**Short problem**
Rewrite the part of the data that opens with the line containing "List all visible" and closes with the line containing "r-tick-label-80: 80 bbox=[1183, 505, 1220, 539]", changing "Self-Correction Ability" to "Self-Repair Capacity" and keeping everything else the same. Give only those lines, with the pictures left out.

**Record extracts**
#####

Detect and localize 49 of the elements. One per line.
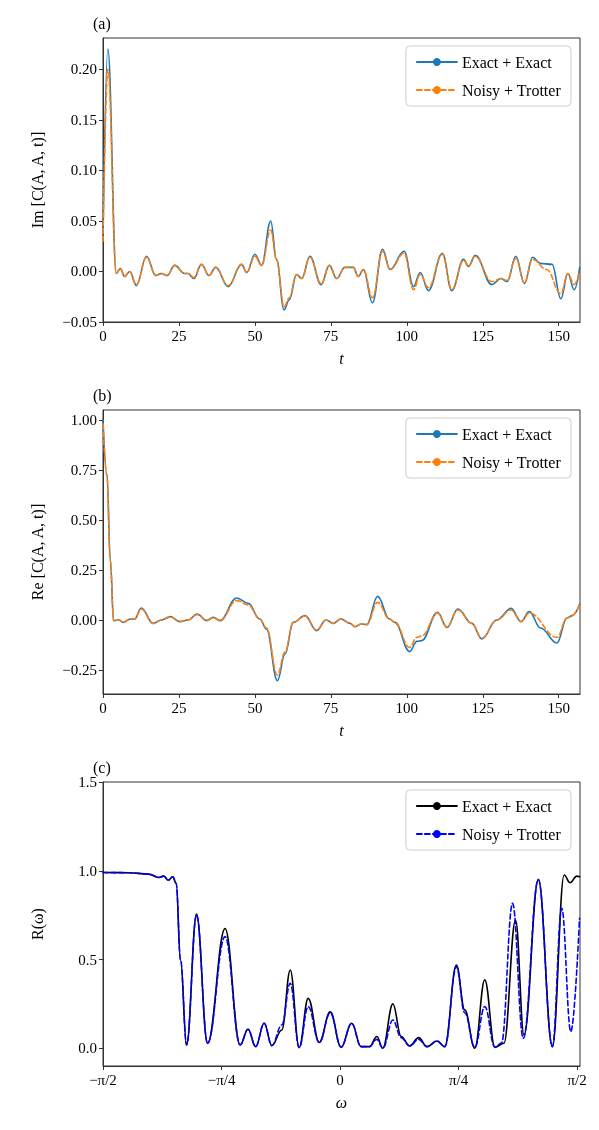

#####

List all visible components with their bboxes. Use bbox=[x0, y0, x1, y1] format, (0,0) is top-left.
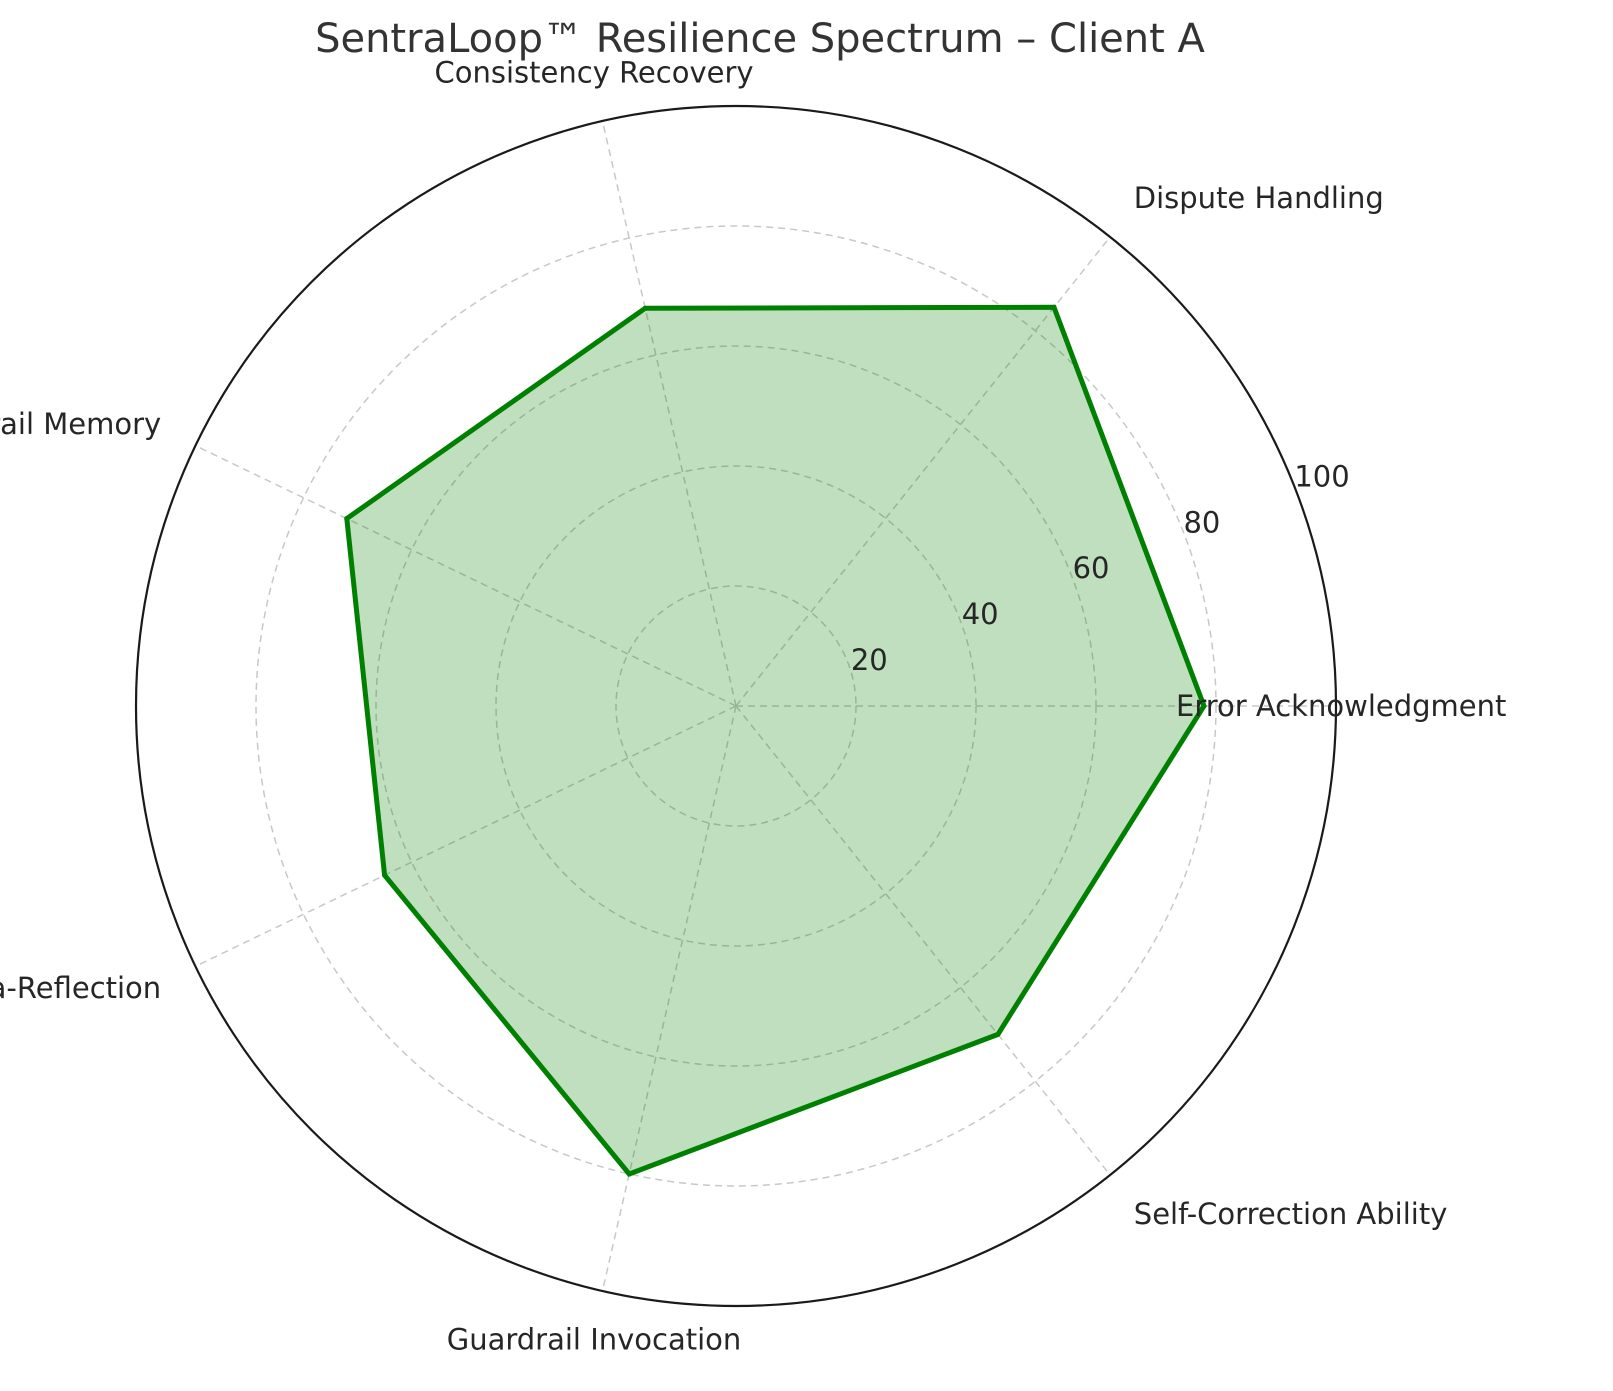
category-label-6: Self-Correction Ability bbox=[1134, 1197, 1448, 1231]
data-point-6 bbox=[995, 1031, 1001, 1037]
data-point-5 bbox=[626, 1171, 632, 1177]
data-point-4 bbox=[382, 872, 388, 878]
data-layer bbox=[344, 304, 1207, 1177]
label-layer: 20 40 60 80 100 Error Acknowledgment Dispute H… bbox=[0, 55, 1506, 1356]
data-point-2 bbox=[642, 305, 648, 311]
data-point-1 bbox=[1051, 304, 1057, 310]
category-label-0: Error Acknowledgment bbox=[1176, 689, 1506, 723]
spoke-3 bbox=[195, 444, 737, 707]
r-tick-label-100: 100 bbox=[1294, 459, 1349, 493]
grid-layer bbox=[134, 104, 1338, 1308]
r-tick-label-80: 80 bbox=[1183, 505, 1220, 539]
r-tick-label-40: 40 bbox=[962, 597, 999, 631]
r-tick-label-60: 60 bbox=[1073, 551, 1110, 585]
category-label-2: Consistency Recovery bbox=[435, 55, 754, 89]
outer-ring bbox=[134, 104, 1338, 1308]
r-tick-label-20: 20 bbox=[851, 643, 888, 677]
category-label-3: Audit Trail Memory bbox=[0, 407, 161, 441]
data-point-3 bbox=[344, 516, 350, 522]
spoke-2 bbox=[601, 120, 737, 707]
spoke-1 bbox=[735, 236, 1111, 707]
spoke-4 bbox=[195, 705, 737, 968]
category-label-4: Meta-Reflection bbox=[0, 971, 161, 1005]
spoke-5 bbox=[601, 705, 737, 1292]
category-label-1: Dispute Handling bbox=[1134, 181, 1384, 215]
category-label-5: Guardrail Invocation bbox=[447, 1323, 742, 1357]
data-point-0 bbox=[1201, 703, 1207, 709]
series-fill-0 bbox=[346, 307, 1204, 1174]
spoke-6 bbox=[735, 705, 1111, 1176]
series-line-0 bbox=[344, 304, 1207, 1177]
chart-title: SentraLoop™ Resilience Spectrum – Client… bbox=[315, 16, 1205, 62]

#####

**Complete output**
List all visible components with their bboxes. Use bbox=[x0, y0, x1, y1] format, (0,0) is top-left.
category-label-6: Self-Repair Capacity bbox=[1134, 1197, 1448, 1231]
data-point-6 bbox=[995, 1031, 1001, 1037]
data-point-5 bbox=[626, 1171, 632, 1177]
data-point-4 bbox=[382, 872, 388, 878]
data-layer bbox=[344, 304, 1207, 1177]
label-layer: 20 40 60 80 100 Error Acknowledgment Dispute H… bbox=[0, 55, 1506, 1356]
data-point-2 bbox=[642, 305, 648, 311]
data-point-1 bbox=[1051, 304, 1057, 310]
category-label-0: Error Acknowledgment bbox=[1176, 689, 1506, 723]
spoke-3 bbox=[195, 444, 737, 707]
r-tick-label-100: 100 bbox=[1294, 459, 1349, 493]
grid-layer bbox=[134, 104, 1338, 1308]
r-tick-label-80: 80 bbox=[1183, 505, 1220, 539]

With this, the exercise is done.